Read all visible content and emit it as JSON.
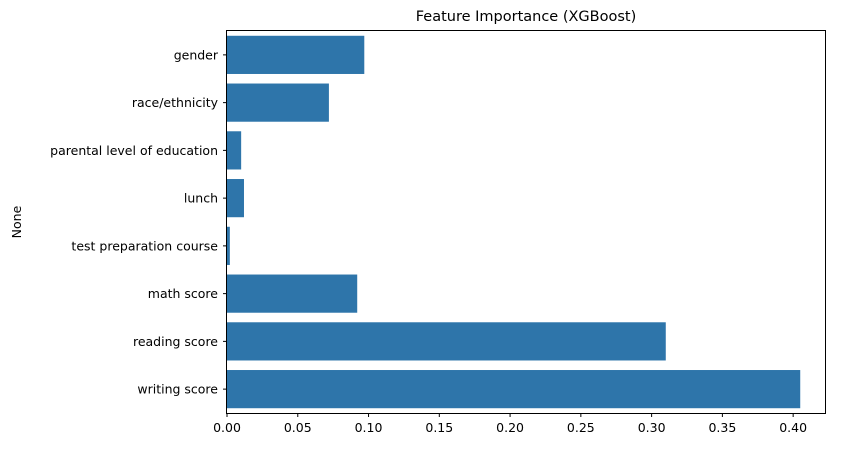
{
  "chart_data": {
    "type": "bar",
    "orientation": "horizontal",
    "title": "Feature Importance (XGBoost)",
    "xlabel": "",
    "ylabel": "None",
    "categories": [
      "gender",
      "race/ethnicity",
      "parental level of education",
      "lunch",
      "test preparation course",
      "math score",
      "reading score",
      "writing score"
    ],
    "values": [
      0.097,
      0.072,
      0.01,
      0.012,
      0.002,
      0.092,
      0.31,
      0.405
    ],
    "xlim": [
      0.0,
      0.4225
    ],
    "xticks": [
      0.0,
      0.05,
      0.1,
      0.15,
      0.2,
      0.25,
      0.3,
      0.35,
      0.4
    ],
    "xtick_labels": [
      "0.00",
      "0.05",
      "0.10",
      "0.15",
      "0.20",
      "0.25",
      "0.30",
      "0.35",
      "0.40"
    ],
    "grid": false,
    "bar_color": "#2e75aa"
  }
}
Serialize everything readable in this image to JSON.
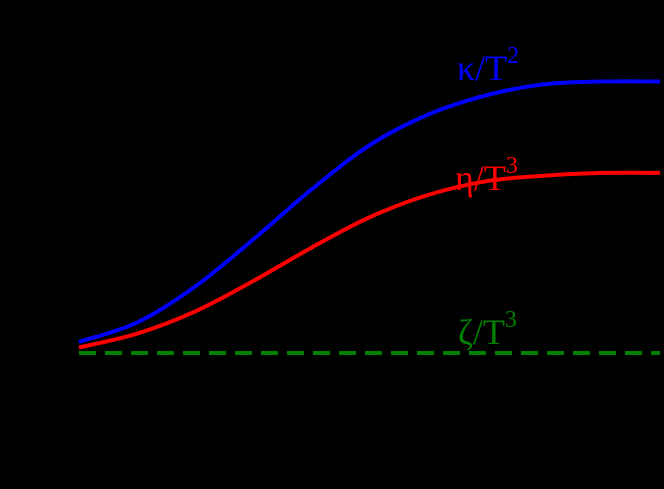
{
  "chart_data": {
    "type": "line",
    "title": "",
    "xlabel": "",
    "ylabel": "",
    "grid": false,
    "legend_position": "inline labels near curves",
    "x": [
      0,
      0.1,
      0.2,
      0.3,
      0.4,
      0.5,
      0.6,
      0.7,
      0.8,
      0.9,
      1.0
    ],
    "xlim": [
      0,
      1
    ],
    "ylim": [
      0,
      1
    ],
    "series": [
      {
        "name": "κ/T²",
        "color": "#0000ff",
        "style": "solid",
        "values": [
          0.04,
          0.11,
          0.24,
          0.41,
          0.59,
          0.75,
          0.86,
          0.93,
          0.97,
          0.98,
          0.98
        ]
      },
      {
        "name": "η/T³",
        "color": "#ff0000",
        "style": "solid",
        "values": [
          0.02,
          0.07,
          0.15,
          0.26,
          0.38,
          0.49,
          0.57,
          0.62,
          0.64,
          0.65,
          0.65
        ]
      },
      {
        "name": "ζ/T³",
        "color": "#008000",
        "style": "dashed",
        "values": [
          0,
          0,
          0,
          0,
          0,
          0,
          0,
          0,
          0,
          0,
          0
        ]
      }
    ],
    "annotations": [
      {
        "text": "κ/T",
        "sup": "2",
        "color": "#0000ff"
      },
      {
        "text": "η/T",
        "sup": "3",
        "color": "#ff0000"
      },
      {
        "text": "ζ/T",
        "sup": "3",
        "color": "#008000"
      }
    ]
  },
  "labels": {
    "kappa": {
      "base": "κ/T",
      "sup": "2"
    },
    "eta": {
      "base": "η/T",
      "sup": "3"
    },
    "zeta": {
      "base": "ζ/T",
      "sup": "3"
    }
  },
  "colors": {
    "background": "#000000",
    "kappa": "#0000ff",
    "eta": "#ff0000",
    "zeta": "#008000"
  }
}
━━━━━━━━
**Set problem:**
Your job is to transcribe the entries above exactly; skip the pictures.

**Solution:**
Read all visible content and emit it as JSON.
{
  "chart_data": {
    "type": "bar",
    "orientation": "horizontal",
    "title": "Feature Importance (XGBoost)",
    "xlabel": "",
    "ylabel": "None",
    "categories": [
      "gender",
      "race/ethnicity",
      "parental level of education",
      "lunch",
      "test preparation course",
      "math score",
      "reading score",
      "writing score"
    ],
    "values": [
      0.097,
      0.072,
      0.01,
      0.012,
      0.002,
      0.092,
      0.31,
      0.405
    ],
    "xlim": [
      0.0,
      0.4225
    ],
    "xticks": [
      0.0,
      0.05,
      0.1,
      0.15,
      0.2,
      0.25,
      0.3,
      0.35,
      0.4
    ],
    "xtick_labels": [
      "0.00",
      "0.05",
      "0.10",
      "0.15",
      "0.20",
      "0.25",
      "0.30",
      "0.35",
      "0.40"
    ],
    "grid": false,
    "bar_color": "#2e75aa"
  }
}
Serialize everything readable in this image to JSON.
{
  "chart_data": {
    "type": "line",
    "title": "",
    "xlabel": "",
    "ylabel": "",
    "grid": false,
    "legend_position": "inline labels near curves",
    "x": [
      0,
      0.1,
      0.2,
      0.3,
      0.4,
      0.5,
      0.6,
      0.7,
      0.8,
      0.9,
      1.0
    ],
    "xlim": [
      0,
      1
    ],
    "ylim": [
      0,
      1
    ],
    "series": [
      {
        "name": "κ/T²",
        "color": "#0000ff",
        "style": "solid",
        "values": [
          0.04,
          0.11,
          0.24,
          0.41,
          0.59,
          0.75,
          0.86,
          0.93,
          0.97,
          0.98,
          0.98
        ]
      },
      {
        "name": "η/T³",
        "color": "#ff0000",
        "style": "solid",
        "values": [
          0.02,
          0.07,
          0.15,
          0.26,
          0.38,
          0.49,
          0.57,
          0.62,
          0.64,
          0.65,
          0.65
        ]
      },
      {
        "name": "ζ/T³",
        "color": "#008000",
        "style": "dashed",
        "values": [
          0,
          0,
          0,
          0,
          0,
          0,
          0,
          0,
          0,
          0,
          0
        ]
      }
    ],
    "annotations": [
      {
        "text": "κ/T",
        "sup": "2",
        "color": "#0000ff"
      },
      {
        "text": "η/T",
        "sup": "3",
        "color": "#ff0000"
      },
      {
        "text": "ζ/T",
        "sup": "3",
        "color": "#008000"
      }
    ]
  },
  "labels": {
    "kappa": {
      "base": "κ/T",
      "sup": "2"
    },
    "eta": {
      "base": "η/T",
      "sup": "3"
    },
    "zeta": {
      "base": "ζ/T",
      "sup": "3"
    }
  },
  "colors": {
    "background": "#000000",
    "kappa": "#0000ff",
    "eta": "#ff0000",
    "zeta": "#008000"
  }
}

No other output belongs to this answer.